Produce the listing below again, exactly as shown.

———

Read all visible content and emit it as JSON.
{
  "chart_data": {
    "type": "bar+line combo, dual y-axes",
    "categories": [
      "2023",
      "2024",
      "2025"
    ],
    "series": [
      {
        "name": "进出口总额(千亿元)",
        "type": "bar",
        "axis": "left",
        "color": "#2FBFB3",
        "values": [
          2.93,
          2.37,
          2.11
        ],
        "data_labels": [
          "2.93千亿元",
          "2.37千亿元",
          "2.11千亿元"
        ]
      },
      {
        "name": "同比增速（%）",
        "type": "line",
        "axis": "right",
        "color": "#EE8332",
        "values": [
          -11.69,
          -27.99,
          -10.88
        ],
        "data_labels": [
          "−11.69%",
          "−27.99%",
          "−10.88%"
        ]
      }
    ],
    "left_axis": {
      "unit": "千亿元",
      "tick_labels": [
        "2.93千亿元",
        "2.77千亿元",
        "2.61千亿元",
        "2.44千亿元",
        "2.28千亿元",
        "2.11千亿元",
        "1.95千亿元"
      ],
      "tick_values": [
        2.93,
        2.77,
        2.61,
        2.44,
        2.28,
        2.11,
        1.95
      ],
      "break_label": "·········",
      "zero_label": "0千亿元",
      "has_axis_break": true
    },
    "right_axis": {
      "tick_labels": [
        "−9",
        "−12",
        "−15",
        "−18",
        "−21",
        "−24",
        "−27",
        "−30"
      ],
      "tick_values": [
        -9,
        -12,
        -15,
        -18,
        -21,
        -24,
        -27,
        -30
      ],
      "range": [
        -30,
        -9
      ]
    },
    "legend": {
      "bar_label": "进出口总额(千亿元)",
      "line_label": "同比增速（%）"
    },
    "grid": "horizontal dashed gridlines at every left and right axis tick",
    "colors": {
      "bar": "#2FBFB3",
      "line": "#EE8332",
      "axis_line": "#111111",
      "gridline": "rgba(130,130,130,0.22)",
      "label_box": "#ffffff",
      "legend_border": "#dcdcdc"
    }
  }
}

———

- Output:
Read all visible content and emit it as JSON.
{
  "chart_data": {
    "type": "bar+line combo, dual y-axes",
    "categories": [
      "2023",
      "2024",
      "2025"
    ],
    "series": [
      {
        "name": "进出口总额(千亿元)",
        "type": "bar",
        "axis": "left",
        "color": "#2FBFB3",
        "values": [
          2.93,
          2.37,
          2.11
        ],
        "data_labels": [
          "2.93千亿元",
          "2.37千亿元",
          "2.11千亿元"
        ]
      },
      {
        "name": "同比增速（%）",
        "type": "line",
        "axis": "right",
        "color": "#EE8332",
        "values": [
          -11.69,
          -27.99,
          -10.88
        ],
        "data_labels": [
          "−11.69%",
          "−27.99%",
          "−10.88%"
        ]
      }
    ],
    "left_axis": {
      "unit": "千亿元",
      "tick_labels": [
        "2.93千亿元",
        "2.77千亿元",
        "2.61千亿元",
        "2.44千亿元",
        "2.28千亿元",
        "2.11千亿元",
        "1.95千亿元"
      ],
      "tick_values": [
        2.93,
        2.77,
        2.61,
        2.44,
        2.28,
        2.11,
        1.95
      ],
      "break_label": "·········",
      "zero_label": "0千亿元",
      "has_axis_break": true
    },
    "right_axis": {
      "tick_labels": [
        "−9",
        "−12",
        "−15",
        "−18",
        "−21",
        "−24",
        "−27",
        "−30"
      ],
      "tick_values": [
        -9,
        -12,
        -15,
        -18,
        -21,
        -24,
        -27,
        -30
      ],
      "range": [
        -30,
        -9
      ]
    },
    "legend": {
      "bar_label": "进出口总额(千亿元)",
      "line_label": "同比增速（%）"
    },
    "grid": "horizontal dashed gridlines at every left and right axis tick",
    "colors": {
      "bar": "#2FBFB3",
      "line": "#EE8332",
      "axis_line": "#111111",
      "gridline": "rgba(130,130,130,0.22)",
      "label_box": "#ffffff",
      "legend_border": "#dcdcdc"
    }
  }
}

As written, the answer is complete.